[READING TEXT — start]

I wanted to highlight a recent and important blog post by Martha Peterson called How Somatics Can Help Runners. I have been on a years long search to find the best ways to recover my stride as a runner. I have found many useless ideas as well as many promising exercises that may help this aging beat-up runner get back to the form and feeling that I lost along the roads and trails of New Hampshire. I really like Somatics and Martha Peterson's book "Move Without Pain" and her DVDs which are an integral part of helping me get the "feel" back into my legs and my whole body as I make my journey back into running. The book is clearly written and has the photographs and instructions to help you understand the movements and how to do them properly. It also presents the rational for learning Somatics. I highly recommend it to any athlete that wants to explore and restore lost movement patterns. I ordered my third DVD, Pain-Free Athletes: No Pain, All Gain last week and like the previous two DVDs, Pain Relief Through Movement: The Basics and Pain-Free Legs and Hips, that I have, I learned all sorts of new ways to move and the timing of doing the movements (go slow and don't force). Sometimes a new movement just reaches out and immediately my body says, "Ahhhh!" like it reopened up a new possibility of movement that I had been guarding against. As I am building up my running, post hip surgery last summer, I have a lot of patterns to relearn and years of compensations prior to the surgery that I have to erase.
In her new post, Martha writes about deals with the issues of sensory motor amnesia with runners. That is my story with so many years of my running. She says:
- When you’re injured, your muscles reflexively adapt and learn to move differently. This is called compensation.
- Long term compensation develops into sensory motor amnesia (SMA).
- Running while compensating for an injury doesn’t doesn’t change what your muscles are doing; it only creates more compensation.
- You must first eliminate the compensatory pattern (the SMA), and then you can regain your original running form.
When you read her post on running, you will discover some of the reasons that runners can start creating compensations that may eventually derail their running career: running on injuries, running on paved slanted roads, running with limited hip movement, and running with orthotics or supportive shoes. These are just a few of the things that many runners are guilty of doing on a regular basis. We are not invincible. Eventually these may lead to injuries or compensationary patterns that we can't get out of. As you can see by the credit at the end of Martha's post I tried to give her some feedback while she was writing this post, but I really want to thank her for her insights as she answers my questions and gives advice and encouragement. Currently I am rethinking my use of orthotics while running.
Martha gives a few Somatic exercises that may help runners prior to going for a run or post run. It is just a starting point. You can search her site and find videos or descriptions of some of these and other movements. I would highly recommend trying out one of her DVDs along with her book. I would also suggest reading through her blog and website. The original book by Thomas Hanna on Somatics is called Somatics: Reawakening The Mind's Control Of Movement, Flexibility, And Health. I find Martha's book easier to read and it certainly has better and easier pictures to follow, but is it is the source book from the founder of Somatics.

[READING TEXT — finish]

TRY IT: Can you copy out the passage of the post on Somatics for runners word for word, starting with "In her new post, Martha" and going on through "is called compensation."?

[RECORD SET — start]

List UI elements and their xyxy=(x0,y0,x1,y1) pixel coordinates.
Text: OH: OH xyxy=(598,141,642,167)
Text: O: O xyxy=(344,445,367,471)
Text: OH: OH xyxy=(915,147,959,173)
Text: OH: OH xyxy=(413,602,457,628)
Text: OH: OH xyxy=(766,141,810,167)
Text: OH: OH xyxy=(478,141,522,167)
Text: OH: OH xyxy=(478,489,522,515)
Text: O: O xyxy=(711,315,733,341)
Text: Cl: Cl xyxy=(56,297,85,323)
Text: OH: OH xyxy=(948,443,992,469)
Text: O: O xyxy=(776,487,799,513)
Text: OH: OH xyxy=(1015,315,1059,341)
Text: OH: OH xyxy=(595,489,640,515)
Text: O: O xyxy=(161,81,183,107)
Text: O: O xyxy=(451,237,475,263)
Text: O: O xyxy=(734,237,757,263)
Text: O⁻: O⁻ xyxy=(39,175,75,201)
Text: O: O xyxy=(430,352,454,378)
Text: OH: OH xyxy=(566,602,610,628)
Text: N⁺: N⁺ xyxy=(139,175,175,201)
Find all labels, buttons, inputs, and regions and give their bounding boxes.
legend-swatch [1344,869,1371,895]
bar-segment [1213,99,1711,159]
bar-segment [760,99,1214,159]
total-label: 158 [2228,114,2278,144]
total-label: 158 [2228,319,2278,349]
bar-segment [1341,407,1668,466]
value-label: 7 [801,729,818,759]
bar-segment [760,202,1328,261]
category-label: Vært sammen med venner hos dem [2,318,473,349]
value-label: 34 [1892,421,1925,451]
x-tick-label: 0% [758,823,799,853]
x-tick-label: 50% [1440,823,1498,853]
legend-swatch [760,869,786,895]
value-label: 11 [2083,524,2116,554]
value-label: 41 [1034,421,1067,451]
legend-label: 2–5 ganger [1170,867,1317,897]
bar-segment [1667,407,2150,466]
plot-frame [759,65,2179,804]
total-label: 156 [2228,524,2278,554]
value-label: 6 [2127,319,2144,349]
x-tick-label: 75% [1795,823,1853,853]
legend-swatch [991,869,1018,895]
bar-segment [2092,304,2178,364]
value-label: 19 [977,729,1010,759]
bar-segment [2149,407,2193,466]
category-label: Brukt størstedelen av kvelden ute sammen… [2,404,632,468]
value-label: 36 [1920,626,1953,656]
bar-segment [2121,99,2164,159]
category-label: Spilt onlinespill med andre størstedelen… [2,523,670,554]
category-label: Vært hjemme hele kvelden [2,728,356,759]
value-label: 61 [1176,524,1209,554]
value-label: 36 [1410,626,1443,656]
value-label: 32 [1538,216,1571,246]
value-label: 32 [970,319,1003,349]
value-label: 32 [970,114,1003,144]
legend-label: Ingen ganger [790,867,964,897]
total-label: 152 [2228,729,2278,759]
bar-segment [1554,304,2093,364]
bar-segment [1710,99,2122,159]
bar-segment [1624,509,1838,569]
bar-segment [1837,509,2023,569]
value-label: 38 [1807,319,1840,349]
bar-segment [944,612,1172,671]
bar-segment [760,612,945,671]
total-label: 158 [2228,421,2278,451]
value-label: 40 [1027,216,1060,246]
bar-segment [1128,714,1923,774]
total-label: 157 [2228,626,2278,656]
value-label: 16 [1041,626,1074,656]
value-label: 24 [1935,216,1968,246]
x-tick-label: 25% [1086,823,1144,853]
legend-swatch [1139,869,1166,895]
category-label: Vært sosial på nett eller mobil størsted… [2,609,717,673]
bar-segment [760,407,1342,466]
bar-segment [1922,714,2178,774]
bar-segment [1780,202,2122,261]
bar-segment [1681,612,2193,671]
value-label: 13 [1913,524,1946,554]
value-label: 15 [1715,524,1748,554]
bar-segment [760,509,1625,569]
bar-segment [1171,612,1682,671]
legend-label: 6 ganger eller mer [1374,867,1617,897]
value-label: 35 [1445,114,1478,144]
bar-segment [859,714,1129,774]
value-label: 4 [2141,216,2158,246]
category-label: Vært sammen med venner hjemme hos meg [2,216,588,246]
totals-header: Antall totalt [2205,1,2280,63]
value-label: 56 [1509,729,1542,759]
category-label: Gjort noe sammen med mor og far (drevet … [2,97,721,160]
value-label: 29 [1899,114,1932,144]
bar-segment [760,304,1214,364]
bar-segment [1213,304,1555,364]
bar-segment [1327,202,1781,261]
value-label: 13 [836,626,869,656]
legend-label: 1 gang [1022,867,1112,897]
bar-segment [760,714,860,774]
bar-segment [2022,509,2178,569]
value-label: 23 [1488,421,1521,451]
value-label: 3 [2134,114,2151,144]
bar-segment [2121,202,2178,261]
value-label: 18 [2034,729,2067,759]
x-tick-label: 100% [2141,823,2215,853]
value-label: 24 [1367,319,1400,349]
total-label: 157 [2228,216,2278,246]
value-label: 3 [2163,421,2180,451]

[RECORD SET — finish]

RESULT BELOW:
In her new post, Martha writes about deals with the issues of sensory motor amnesia with runners. That is my story with so many years of my running. She says:
- When you’re injured, your muscles reflexively adapt and learn to move differently. This is called compensation.